**Request:** All lines in the data bearing the string "Hermann" should be identified and copied.
****
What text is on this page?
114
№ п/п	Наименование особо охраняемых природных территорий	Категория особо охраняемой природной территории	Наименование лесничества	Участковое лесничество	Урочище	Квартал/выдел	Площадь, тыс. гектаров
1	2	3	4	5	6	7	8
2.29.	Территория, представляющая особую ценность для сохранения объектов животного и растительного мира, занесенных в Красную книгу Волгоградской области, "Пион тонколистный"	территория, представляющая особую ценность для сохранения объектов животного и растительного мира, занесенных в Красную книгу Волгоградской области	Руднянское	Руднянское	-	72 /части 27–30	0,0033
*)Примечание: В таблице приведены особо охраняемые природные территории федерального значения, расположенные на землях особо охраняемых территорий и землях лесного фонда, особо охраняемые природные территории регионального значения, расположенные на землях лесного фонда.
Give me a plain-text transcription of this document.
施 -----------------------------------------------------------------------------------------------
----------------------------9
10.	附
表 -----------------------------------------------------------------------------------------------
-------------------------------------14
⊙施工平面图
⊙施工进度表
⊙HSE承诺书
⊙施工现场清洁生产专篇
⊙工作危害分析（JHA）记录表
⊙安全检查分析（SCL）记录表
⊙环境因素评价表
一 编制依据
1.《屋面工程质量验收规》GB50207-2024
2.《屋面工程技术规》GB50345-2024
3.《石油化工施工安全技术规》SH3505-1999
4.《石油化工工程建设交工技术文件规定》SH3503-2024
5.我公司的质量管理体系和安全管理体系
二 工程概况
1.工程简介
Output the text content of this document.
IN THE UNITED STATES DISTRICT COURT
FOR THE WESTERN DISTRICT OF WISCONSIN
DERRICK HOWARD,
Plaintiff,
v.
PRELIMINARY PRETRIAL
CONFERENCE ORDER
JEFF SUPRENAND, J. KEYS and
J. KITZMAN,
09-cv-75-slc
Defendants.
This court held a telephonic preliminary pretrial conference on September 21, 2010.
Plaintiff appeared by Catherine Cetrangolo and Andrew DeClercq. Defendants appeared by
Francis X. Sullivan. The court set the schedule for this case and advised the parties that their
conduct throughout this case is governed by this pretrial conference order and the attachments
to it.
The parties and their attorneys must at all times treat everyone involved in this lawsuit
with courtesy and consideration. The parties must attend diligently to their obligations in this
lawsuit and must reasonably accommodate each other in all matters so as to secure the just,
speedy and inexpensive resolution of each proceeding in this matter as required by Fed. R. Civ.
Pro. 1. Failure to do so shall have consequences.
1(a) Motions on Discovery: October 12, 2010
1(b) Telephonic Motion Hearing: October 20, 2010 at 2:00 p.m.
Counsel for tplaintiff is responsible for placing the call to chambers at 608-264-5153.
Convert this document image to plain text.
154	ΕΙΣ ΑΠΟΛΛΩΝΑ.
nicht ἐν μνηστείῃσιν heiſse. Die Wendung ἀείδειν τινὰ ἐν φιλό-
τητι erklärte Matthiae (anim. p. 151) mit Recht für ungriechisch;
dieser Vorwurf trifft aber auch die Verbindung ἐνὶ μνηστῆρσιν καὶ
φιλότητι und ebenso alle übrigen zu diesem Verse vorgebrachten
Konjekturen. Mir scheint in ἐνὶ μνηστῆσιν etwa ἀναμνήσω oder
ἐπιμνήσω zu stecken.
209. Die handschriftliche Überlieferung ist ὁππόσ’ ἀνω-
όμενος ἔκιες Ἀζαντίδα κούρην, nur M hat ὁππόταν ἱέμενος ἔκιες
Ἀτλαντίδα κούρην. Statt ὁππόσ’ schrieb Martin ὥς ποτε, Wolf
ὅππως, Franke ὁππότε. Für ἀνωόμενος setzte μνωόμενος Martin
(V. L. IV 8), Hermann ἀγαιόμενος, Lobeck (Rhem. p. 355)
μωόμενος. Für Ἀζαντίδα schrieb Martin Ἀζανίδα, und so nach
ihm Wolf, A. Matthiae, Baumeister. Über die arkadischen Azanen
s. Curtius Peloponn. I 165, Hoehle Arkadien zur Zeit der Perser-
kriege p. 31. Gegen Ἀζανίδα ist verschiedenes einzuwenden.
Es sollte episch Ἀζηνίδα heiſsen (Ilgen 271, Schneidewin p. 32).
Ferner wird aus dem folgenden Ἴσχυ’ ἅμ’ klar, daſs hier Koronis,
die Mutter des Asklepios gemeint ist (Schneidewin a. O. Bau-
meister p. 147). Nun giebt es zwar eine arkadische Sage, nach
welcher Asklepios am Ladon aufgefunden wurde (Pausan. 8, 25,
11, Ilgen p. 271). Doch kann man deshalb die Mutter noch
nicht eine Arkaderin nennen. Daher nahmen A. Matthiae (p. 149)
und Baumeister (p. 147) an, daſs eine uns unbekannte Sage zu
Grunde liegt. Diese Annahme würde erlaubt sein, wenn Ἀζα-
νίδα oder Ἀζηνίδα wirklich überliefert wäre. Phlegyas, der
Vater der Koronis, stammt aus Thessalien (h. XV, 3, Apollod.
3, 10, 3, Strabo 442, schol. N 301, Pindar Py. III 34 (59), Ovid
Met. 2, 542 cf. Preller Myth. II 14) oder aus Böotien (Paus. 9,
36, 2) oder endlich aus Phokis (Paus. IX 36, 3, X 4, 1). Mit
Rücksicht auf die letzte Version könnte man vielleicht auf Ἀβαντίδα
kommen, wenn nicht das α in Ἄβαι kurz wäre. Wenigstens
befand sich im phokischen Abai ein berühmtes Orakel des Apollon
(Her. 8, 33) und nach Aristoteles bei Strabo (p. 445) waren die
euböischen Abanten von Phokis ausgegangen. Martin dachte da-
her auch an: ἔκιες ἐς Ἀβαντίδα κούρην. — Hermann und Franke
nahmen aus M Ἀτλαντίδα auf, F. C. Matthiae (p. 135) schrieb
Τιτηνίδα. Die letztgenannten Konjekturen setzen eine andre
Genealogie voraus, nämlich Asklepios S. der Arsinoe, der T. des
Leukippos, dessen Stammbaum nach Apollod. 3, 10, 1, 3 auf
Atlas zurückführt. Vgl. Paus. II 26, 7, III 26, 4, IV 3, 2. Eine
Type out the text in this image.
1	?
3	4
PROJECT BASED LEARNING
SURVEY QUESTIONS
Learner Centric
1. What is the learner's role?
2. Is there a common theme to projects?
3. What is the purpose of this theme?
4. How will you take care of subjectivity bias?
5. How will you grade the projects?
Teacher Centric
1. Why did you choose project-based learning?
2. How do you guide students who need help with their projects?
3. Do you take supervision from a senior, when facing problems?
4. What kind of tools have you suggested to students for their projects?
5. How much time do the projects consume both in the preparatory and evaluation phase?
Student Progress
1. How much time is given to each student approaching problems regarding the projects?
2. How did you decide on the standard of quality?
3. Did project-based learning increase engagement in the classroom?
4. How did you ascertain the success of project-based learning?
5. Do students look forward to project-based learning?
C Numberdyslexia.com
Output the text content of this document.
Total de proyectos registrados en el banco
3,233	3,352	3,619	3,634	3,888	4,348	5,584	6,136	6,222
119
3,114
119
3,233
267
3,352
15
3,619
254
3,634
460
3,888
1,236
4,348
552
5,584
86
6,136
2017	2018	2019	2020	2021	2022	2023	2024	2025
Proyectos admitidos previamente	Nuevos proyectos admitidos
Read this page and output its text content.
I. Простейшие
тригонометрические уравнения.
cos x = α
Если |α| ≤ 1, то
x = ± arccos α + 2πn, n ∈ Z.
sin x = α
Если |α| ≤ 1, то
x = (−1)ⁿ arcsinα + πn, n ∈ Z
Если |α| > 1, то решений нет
****
**Answer for this exercise:**
(V. L. IV 8), Hermann ἀγαιόμενος, Lobeck (Rhem. p. 355)
her auch an: ἔκιες ἐς Ἀβαντίδα κούρην. — Hermann und Franke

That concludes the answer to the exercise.